## Given exercise
Print every record below exactly as written.

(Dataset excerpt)
........

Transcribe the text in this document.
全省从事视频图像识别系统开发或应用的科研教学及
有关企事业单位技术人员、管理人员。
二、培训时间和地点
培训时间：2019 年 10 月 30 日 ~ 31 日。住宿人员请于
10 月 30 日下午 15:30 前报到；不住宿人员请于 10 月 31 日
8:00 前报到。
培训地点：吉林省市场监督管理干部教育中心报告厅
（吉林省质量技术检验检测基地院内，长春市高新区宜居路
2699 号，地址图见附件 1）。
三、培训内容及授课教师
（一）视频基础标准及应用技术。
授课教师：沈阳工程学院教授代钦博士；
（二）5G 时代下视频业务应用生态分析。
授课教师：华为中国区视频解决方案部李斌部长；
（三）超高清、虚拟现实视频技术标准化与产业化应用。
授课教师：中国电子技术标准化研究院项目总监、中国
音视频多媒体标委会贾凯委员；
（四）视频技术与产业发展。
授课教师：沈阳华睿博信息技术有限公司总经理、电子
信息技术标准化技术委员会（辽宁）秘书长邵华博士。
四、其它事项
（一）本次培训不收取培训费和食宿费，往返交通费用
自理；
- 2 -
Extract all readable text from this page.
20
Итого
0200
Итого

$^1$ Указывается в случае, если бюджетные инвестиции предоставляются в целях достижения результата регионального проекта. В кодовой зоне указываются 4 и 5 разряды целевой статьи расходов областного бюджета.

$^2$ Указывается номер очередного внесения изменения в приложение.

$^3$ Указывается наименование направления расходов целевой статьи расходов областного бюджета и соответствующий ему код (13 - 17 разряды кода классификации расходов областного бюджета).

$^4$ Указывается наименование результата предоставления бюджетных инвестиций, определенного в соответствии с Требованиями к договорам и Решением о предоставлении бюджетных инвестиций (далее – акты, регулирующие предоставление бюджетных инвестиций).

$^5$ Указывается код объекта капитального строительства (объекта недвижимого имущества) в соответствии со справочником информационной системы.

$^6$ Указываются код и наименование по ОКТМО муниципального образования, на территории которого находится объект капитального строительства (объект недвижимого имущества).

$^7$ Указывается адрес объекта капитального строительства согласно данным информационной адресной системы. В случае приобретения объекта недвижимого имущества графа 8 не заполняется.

........

## Solution to this task
Transcribe the text in this document.
全省从事视频图像识别系统开发或应用的科研教学及
有关企事业单位技术人员、管理人员。
二、培训时间和地点
培训时间：2019 年 10 月 30 日 ~ 31 日。住宿人员请于
10 月 30 日下午 15:30 前报到；不住宿人员请于 10 月 31 日
8:00 前报到。
培训地点：吉林省市场监督管理干部教育中心报告厅
（吉林省质量技术检验检测基地院内，长春市高新区宜居路
2699 号，地址图见附件 1）。
三、培训内容及授课教师
（一）视频基础标准及应用技术。
授课教师：沈阳工程学院教授代钦博士；
（二）5G 时代下视频业务应用生态分析。
授课教师：华为中国区视频解决方案部李斌部长；
（三）超高清、虚拟现实视频技术标准化与产业化应用。
授课教师：中国电子技术标准化研究院项目总监、中国
音视频多媒体标委会贾凯委员；
（四）视频技术与产业发展。
授课教师：沈阳华睿博信息技术有限公司总经理、电子
信息技术标准化技术委员会（辽宁）秘书长邵华博士。
四、其它事项
（一）本次培训不收取培训费和食宿费，往返交通费用
自理；
- 2 -
Extract all readable text from this page.
20
Итого
0200
Итого

$^1$ Указывается в случае, если бюджетные инвестиции предоставляются в целях достижения результата регионального проекта. В кодовой зоне указываются 4 и 5 разряды целевой статьи расходов областного бюджета.

$^2$ Указывается номер очередного внесения изменения в приложение.

$^3$ Указывается наименование направления расходов целевой статьи расходов областного бюджета и соответствующий ему код (13 - 17 разряды кода классификации расходов областного бюджета).

$^4$ Указывается наименование результата предоставления бюджетных инвестиций, определенного в соответствии с Требованиями к договорам и Решением о предоставлении бюджетных инвестиций (далее – акты, регулирующие предоставление бюджетных инвестиций).

$^5$ Указывается код объекта капитального строительства (объекта недвижимого имущества) в соответствии со справочником информационной системы.

$^6$ Указываются код и наименование по ОКТМО муниципального образования, на территории которого находится объект капитального строительства (объект недвижимого имущества).

$^7$ Указывается адрес объекта капитального строительства согласно данным информационной адресной системы. В случае приобретения объекта недвижимого имущества графа 8 не заполняется.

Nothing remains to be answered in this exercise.